- Exercise requirements -
Print the entries verbatim, leaving out the images they contain.

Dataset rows
######
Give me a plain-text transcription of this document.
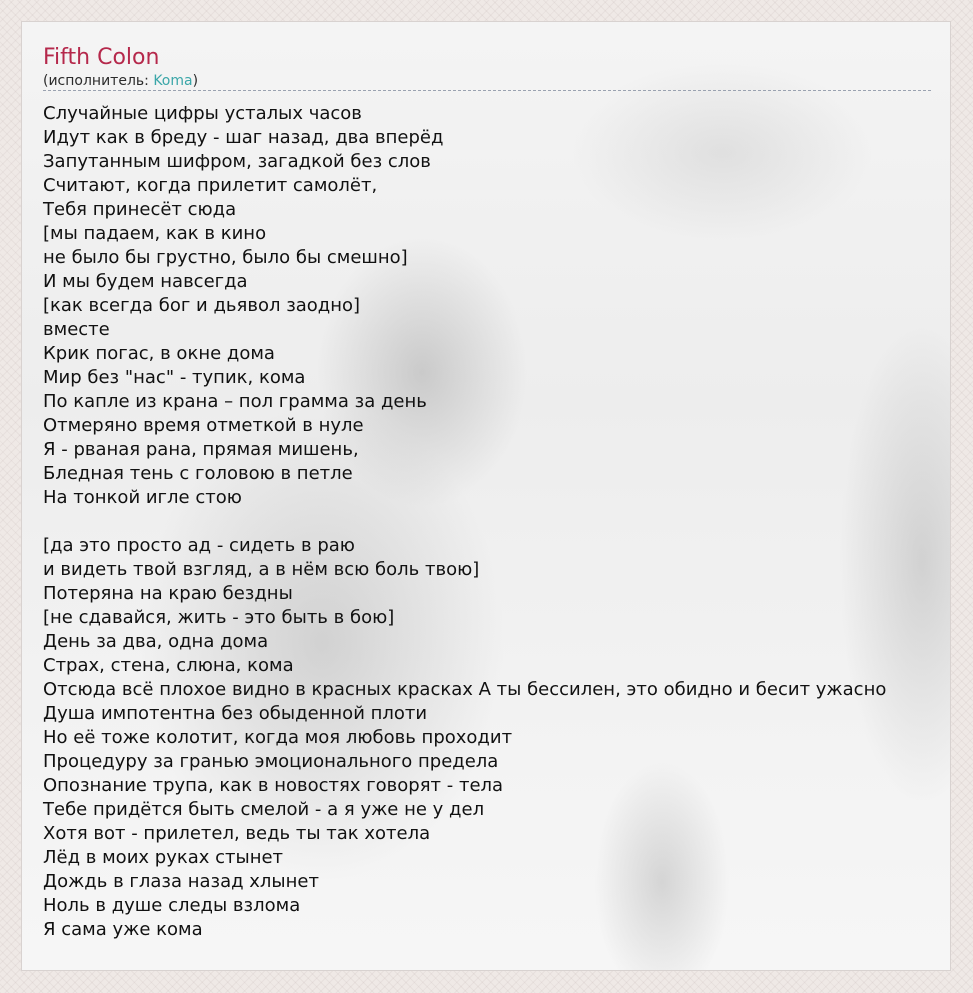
Fifth Colon
(исполнитель: Koma)
Случайные цифры усталых часов
Идут как в бреду - шаг назад, два вперёд
Запутанным шифром, загадкой без слов
Считают, когда прилетит самолёт,
Тебя принесёт сюда
[мы падаем, как в кино
не было бы грустно, было бы смешно]
И мы будем навсегда
[как всегда бог и дьявол заодно]
вместе
Крик погас, в окне дома
Мир без "нас" - тупик, кома
По капле из крана – пол грамма за день
Отмеряно время отметкой в нуле
Я - рваная рана, прямая мишень,
Бледная тень с головою в петле
На тонкой игле стою
[да это просто ад - сидеть в раю
и видеть твой взгляд, а в нём всю боль твою]
Потеряна на краю бездны
[не сдавайся, жить - это быть в бою]
День за два, одна дома
Страх, стена, слюна, кома
Отсюда всё плохое видно в красных красках А ты бессилен, это обидно и бесит ужасно
Душа импотентна без обыденной плоти
Но её тоже колотит, когда моя любовь проходит
Процедуру за гранью эмоционального предела
Опознание трупа, как в новостях говорят - тела
Тебе придётся быть смелой - а я уже не у дел
Хотя вот - прилетел, ведь ты так хотела
Лёд в моих руках стынет
Дождь в глаза назад хлынет
Ноль в душе следы взлома
Я сама уже кома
######
- Answer to this exercise -
Give me a plain-text transcription of this document.
Fifth Colon
(исполнитель: Koma)
Случайные цифры усталых часов
Идут как в бреду - шаг назад, два вперёд
Запутанным шифром, загадкой без слов
Считают, когда прилетит самолёт,
Тебя принесёт сюда
[мы падаем, как в кино
не было бы грустно, было бы смешно]
И мы будем навсегда
[как всегда бог и дьявол заодно]
вместе
Крик погас, в окне дома
Мир без "нас" - тупик, кома
По капле из крана – пол грамма за день
Отмеряно время отметкой в нуле
Я - рваная рана, прямая мишень,
Бледная тень с головою в петле
На тонкой игле стою
[да это просто ад - сидеть в раю
и видеть твой взгляд, а в нём всю боль твою]
Потеряна на краю бездны
[не сдавайся, жить - это быть в бою]
День за два, одна дома
Страх, стена, слюна, кома
Отсюда всё плохое видно в красных красках А ты бессилен, это обидно и бесит ужасно
Душа импотентна без обыденной плоти
Но её тоже колотит, когда моя любовь проходит
Процедуру за гранью эмоционального предела
Опознание трупа, как в новостях говорят - тела
Тебе придётся быть смелой - а я уже не у дел
Хотя вот - прилетел, ведь ты так хотела
Лёд в моих руках стынет
Дождь в глаза назад хлынет
Ноль в душе следы взлома
Я сама уже кома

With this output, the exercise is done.